▸ **YOUR TASK**:
With pictures omitted, copy exactly the lines from the one containing "Extract all readable text from this page." through the end of the records below.

Data records:

* START *

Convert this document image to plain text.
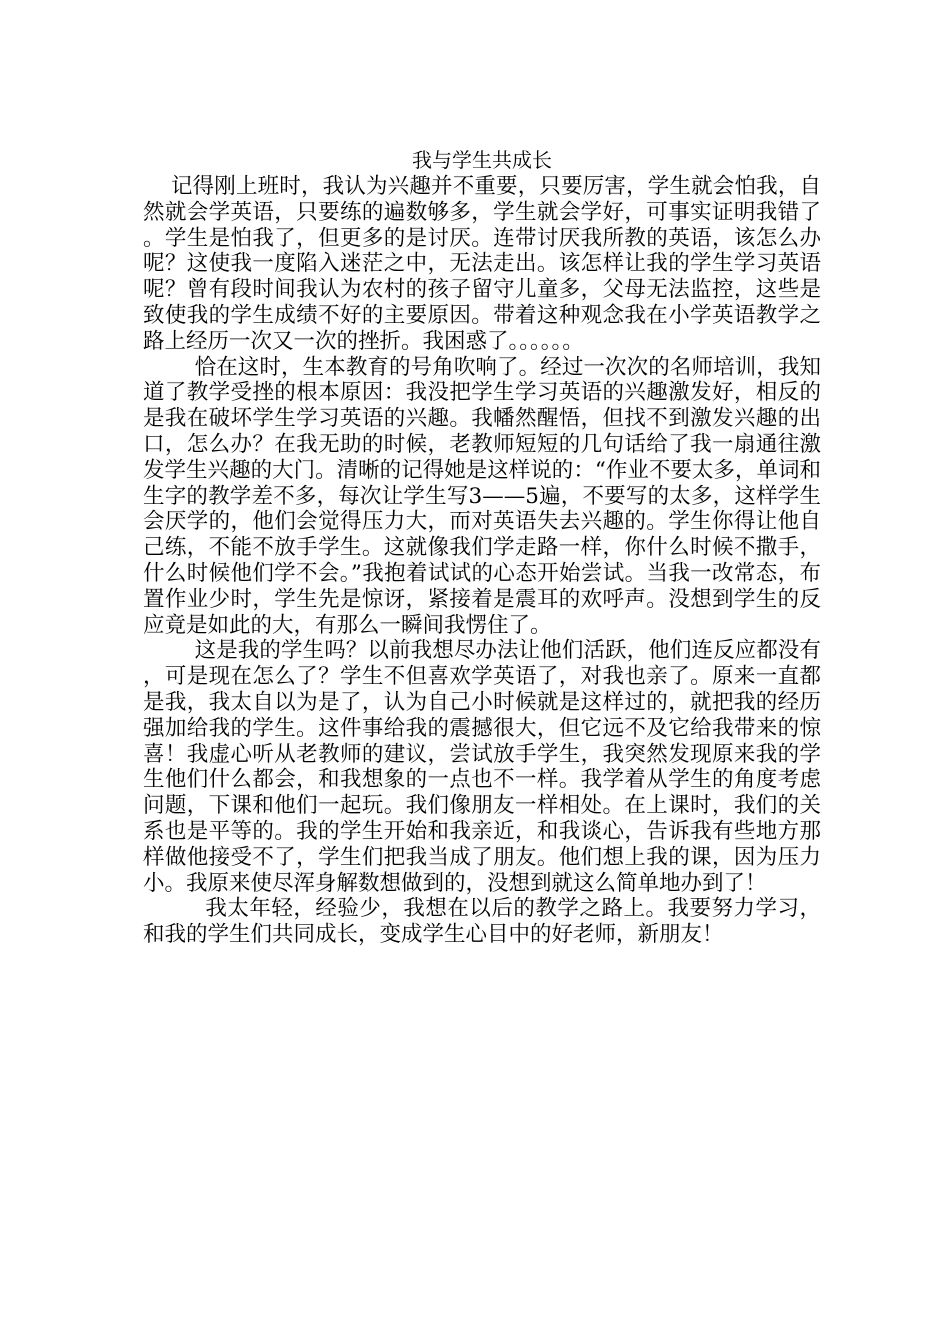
我与学生共成长

记得刚上班时，我认为兴趣并不重要，只要厉害，学生就会怕我，自然就会学英语，只要练的遍数够多，学生就会学好，可事实证明我错了。学生是怕我了，但更多的是讨厌。连带讨厌我所教的英语，该怎么办呢？这使我一度陷入迷茫之中，无法走出。该怎样让我的学生学习英语呢？曾有段时间我认为农村的孩子留守儿童多，父母无法监控，这些是致使我的学生成绩不好的主要原因。带着这种观念我在小学英语教学之路上经历一次又一次的挫折。我困惑了。。。。。。

恰在这时，生本教育的号角吹响了。经过一次次的名师培训，我知道了教学受挫的根本原因：我没把学生学习英语的兴趣激发好，相反的是我在破坏学生学习英语的兴趣。我幡然醒悟，但找不到激发兴趣的出口，怎么办？在我无助的时候，老教师短短的几句话给了我一扇通往激发学生兴趣的大门。清晰的记得她是这样说的：“作业不要太多，单词和生字的教学差不多，每次让学生写3——5遍，不要写的太多，这样学生会厌学的，他们会觉得压力大，而对英语失去兴趣的。学生你得让他自己练，不能不放手学生。这就像我们学走路一样，你什么时候不撒手，什么时候他们学不会。”我抱着试试的心态开始尝试。当我一改常态，布置作业少时，学生先是惊讶，紧接着是震耳的欢呼声。没想到学生的反应竟是如此的大，有那么一瞬间我愣住了。

这是我的学生吗？以前我想尽办法让他们活跃，他们连反应都没有，可是现在怎么了？学生不但喜欢学英语了，对我也亲了。原来一直都是我，我太自以为是了，认为自己小时候就是这样过的，就把我的经历强加给我的学生。这件事给我的震撼很大，但它远不及它给我带来的惊喜！我虚心听从老教师的建议，尝试放手学生，我突然发现原来我的学生他们什么都会，和我想象的一点也不一样。我学着从学生的角度考虑问题，下课和他们一起玩。我们像朋友一样相处。在上课时，我们的关系也是平等的。我的学生开始和我亲近，和我谈心，告诉我有些地方那样做他接受不了，学生们把我当成了朋友。他们想上我的课，因为压力小。我原来使尽浑身解数想做到的，没想到就这么简单地办到了！

我太年轻，经验少，我想在以后的教学之路上。我要努力学习，和我的学生们共同成长，变成学生心目中的好老师，新朋友！
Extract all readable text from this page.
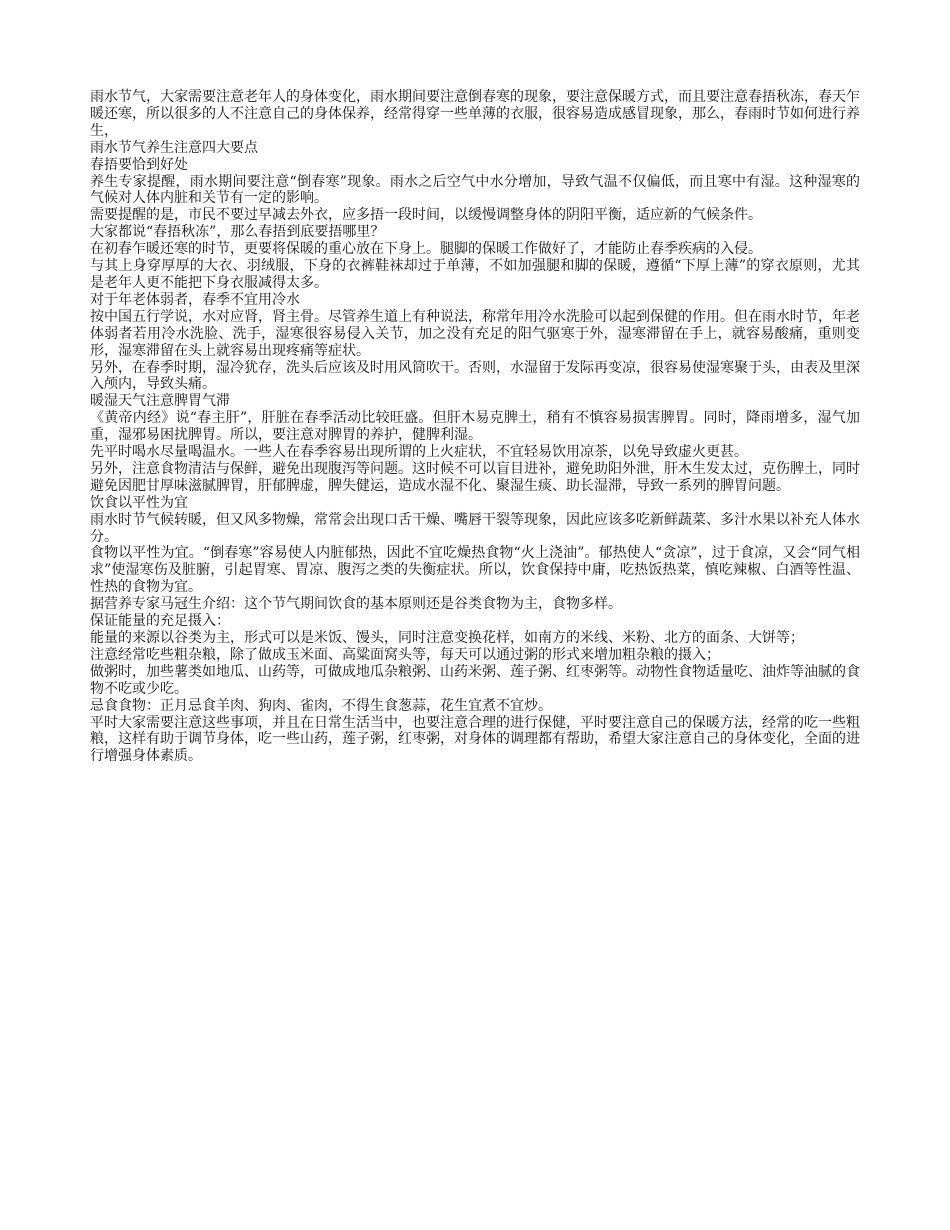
雨水节气，大家需要注意老年人的身体变化，雨水期间要注意倒春寒的现象，要注意保暖方式，而且要注意春捂秋冻，春天乍暖还寒，所以很多的人不注意自己的身体保养，经常得穿一些单薄的衣服，很容易造成感冒现象，那么，春雨时节如何进行养生，

雨水节气养生注意四大要点

春捂要恰到好处

养生专家提醒，雨水期间要注意“倒春寒”现象。雨水之后空气中水分增加，导致气温不仅偏低，而且寒中有湿。这种湿寒的气候对人体内脏和关节有一定的影响。

需要提醒的是，市民不要过早减去外衣，应多捂一段时间，以缓慢调整身体的阴阳平衡，适应新的气候条件。

大家都说“春捂秋冻”，那么春捂到底要捂哪里？

在初春乍暖还寒的时节，更要将保暖的重心放在下身上。腿脚的保暖工作做好了，才能防止春季疾病的入侵。

与其上身穿厚厚的大衣、羽绒服，下身的衣裤鞋袜却过于单薄，不如加强腿和脚的保暖，遵循“下厚上薄”的穿衣原则，尤其是老年人更不能把下身衣服减得太多。

对于年老体弱者，春季不宜用冷水

按中国五行学说，水对应肾，肾主骨。尽管养生道上有种说法，称常年用冷水洗脸可以起到保健的作用。但在雨水时节，年老体弱者若用冷水洗脸、洗手，湿寒很容易侵入关节，加之没有充足的阳气驱寒于外，湿寒滞留在手上，就容易酸痛，重则变形，湿寒滞留在头上就容易出现疼痛等症状。

另外，在春季时期，湿冷犹存，洗头后应该及时用风筒吹干。否则，水湿留于发际再变凉，很容易使湿寒聚于头，由表及里深入颅内，导致头痛。

暖湿天气注意脾胃气滞

《黄帝内经》说“春主肝”，肝脏在春季活动比较旺盛。但肝木易克脾土，稍有不慎容易损害脾胃。同时，降雨增多，湿气加重，湿邪易困扰脾胃。所以，要注意对脾胃的养护，健脾利湿。

先平时喝水尽量喝温水。一些人在春季容易出现所谓的上火症状，不宜轻易饮用凉茶，以免导致虚火更甚。

另外，注意食物清洁与保鲜，避免出现腹泻等问题。这时候不可以盲目进补，避免助阳外泄，肝木生发太过，克伤脾土，同时避免因肥甘厚味滋腻脾胃，肝郁脾虚，脾失健运，造成水湿不化、聚湿生痰、助长湿滞，导致一系列的脾胃问题。

饮食以平性为宜

雨水时节气候转暖，但又风多物燥，常常会出现口舌干燥、嘴唇干裂等现象，因此应该多吃新鲜蔬菜、多汁水果以补充人体水分。

食物以平性为宜。“倒春寒”容易使人内脏郁热，因此不宜吃燥热食物“火上浇油”。郁热使人“贪凉”，过于食凉，又会“同气相求”使湿寒伤及脏腑，引起胃寒、胃凉、腹泻之类的失衡症状。所以，饮食保持中庸，吃热饭热菜，慎吃辣椒、白酒等性温、性热的食物为宜。

据营养专家马冠生介绍：这个节气期间饮食的基本原则还是谷类食物为主，食物多样。

保证能量的充足摄入：

能量的来源以谷类为主，形式可以是米饭、馒头，同时注意变换花样，如南方的米线、米粉、北方的面条、大饼等；

注意经常吃些粗杂粮，除了做成玉米面、高粱面窝头等，每天可以通过粥的形式来增加粗杂粮的摄入；

做粥时，加些薯类如地瓜、山药等，可做成地瓜杂粮粥、山药米粥、莲子粥、红枣粥等。动物性食物适量吃、油炸等油腻的食物不吃或少吃。

忌食食物：正月忌食羊肉、狗肉、雀肉，不得生食葱蒜，花生宜煮不宜炒。

平时大家需要注意这些事项，并且在日常生活当中，也要注意合理的进行保健，平时要注意自己的保暖方法，经常的吃一些粗粮，这样有助于调节身体，吃一些山药，莲子粥，红枣粥，对身体的调理都有帮助，希望大家注意自己的身体变化，全面的进行增强身体素质。
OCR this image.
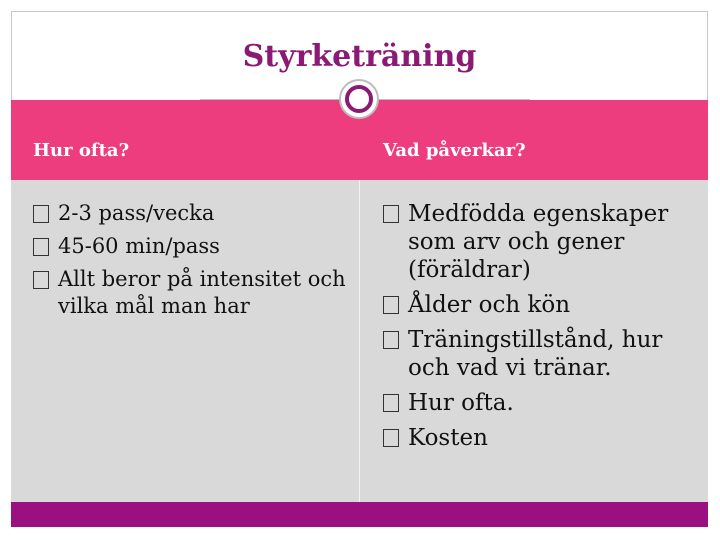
Styrketräning
Hur ofta?	Vad påverkar?
2-3 pass/vecka
45-60 min/pass
Allt beror på intensitet och vilka mål man har
Medfödda egenskaper som arv och gener (föräldrar)
Ålder och kön
Träningstillstånd, hur och vad vi tränar.
Hur ofta.
Kosten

* END *

▸ **WRITTEN SOLUTION**:
Extract all readable text from this page.
雨水节气，大家需要注意老年人的身体变化，雨水期间要注意倒春寒的现象，要注意保暖方式，而且要注意春捂秋冻，春天乍暖还寒，所以很多的人不注意自己的身体保养，经常得穿一些单薄的衣服，很容易造成感冒现象，那么，春雨时节如何进行养生，

雨水节气养生注意四大要点

春捂要恰到好处

养生专家提醒，雨水期间要注意“倒春寒”现象。雨水之后空气中水分增加，导致气温不仅偏低，而且寒中有湿。这种湿寒的气候对人体内脏和关节有一定的影响。

需要提醒的是，市民不要过早减去外衣，应多捂一段时间，以缓慢调整身体的阴阳平衡，适应新的气候条件。

大家都说“春捂秋冻”，那么春捂到底要捂哪里？

在初春乍暖还寒的时节，更要将保暖的重心放在下身上。腿脚的保暖工作做好了，才能防止春季疾病的入侵。

与其上身穿厚厚的大衣、羽绒服，下身的衣裤鞋袜却过于单薄，不如加强腿和脚的保暖，遵循“下厚上薄”的穿衣原则，尤其是老年人更不能把下身衣服减得太多。

对于年老体弱者，春季不宜用冷水

按中国五行学说，水对应肾，肾主骨。尽管养生道上有种说法，称常年用冷水洗脸可以起到保健的作用。但在雨水时节，年老体弱者若用冷水洗脸、洗手，湿寒很容易侵入关节，加之没有充足的阳气驱寒于外，湿寒滞留在手上，就容易酸痛，重则变形，湿寒滞留在头上就容易出现疼痛等症状。

另外，在春季时期，湿冷犹存，洗头后应该及时用风筒吹干。否则，水湿留于发际再变凉，很容易使湿寒聚于头，由表及里深入颅内，导致头痛。

暖湿天气注意脾胃气滞

《黄帝内经》说“春主肝”，肝脏在春季活动比较旺盛。但肝木易克脾土，稍有不慎容易损害脾胃。同时，降雨增多，湿气加重，湿邪易困扰脾胃。所以，要注意对脾胃的养护，健脾利湿。

先平时喝水尽量喝温水。一些人在春季容易出现所谓的上火症状，不宜轻易饮用凉茶，以免导致虚火更甚。

另外，注意食物清洁与保鲜，避免出现腹泻等问题。这时候不可以盲目进补，避免助阳外泄，肝木生发太过，克伤脾土，同时避免因肥甘厚味滋腻脾胃，肝郁脾虚，脾失健运，造成水湿不化、聚湿生痰、助长湿滞，导致一系列的脾胃问题。

饮食以平性为宜

雨水时节气候转暖，但又风多物燥，常常会出现口舌干燥、嘴唇干裂等现象，因此应该多吃新鲜蔬菜、多汁水果以补充人体水分。

食物以平性为宜。“倒春寒”容易使人内脏郁热，因此不宜吃燥热食物“火上浇油”。郁热使人“贪凉”，过于食凉，又会“同气相求”使湿寒伤及脏腑，引起胃寒、胃凉、腹泻之类的失衡症状。所以，饮食保持中庸，吃热饭热菜，慎吃辣椒、白酒等性温、性热的食物为宜。

据营养专家马冠生介绍：这个节气期间饮食的基本原则还是谷类食物为主，食物多样。

保证能量的充足摄入：

能量的来源以谷类为主，形式可以是米饭、馒头，同时注意变换花样，如南方的米线、米粉、北方的面条、大饼等；

注意经常吃些粗杂粮，除了做成玉米面、高粱面窝头等，每天可以通过粥的形式来增加粗杂粮的摄入；

做粥时，加些薯类如地瓜、山药等，可做成地瓜杂粮粥、山药米粥、莲子粥、红枣粥等。动物性食物适量吃、油炸等油腻的食物不吃或少吃。

忌食食物：正月忌食羊肉、狗肉、雀肉，不得生食葱蒜，花生宜煮不宜炒。

平时大家需要注意这些事项，并且在日常生活当中，也要注意合理的进行保健，平时要注意自己的保暖方法，经常的吃一些粗粮，这样有助于调节身体，吃一些山药，莲子粥，红枣粥，对身体的调理都有帮助，希望大家注意自己的身体变化，全面的进行增强身体素质。
OCR this image.
Styrketräning
Hur ofta?	Vad påverkar?
2-3 pass/vecka
45-60 min/pass
Allt beror på intensitet och vilka mål man har
Medfödda egenskaper som arv och gener (föräldrar)
Ålder och kön
Träningstillstånd, hur och vad vi tränar.
Hur ofta.
Kosten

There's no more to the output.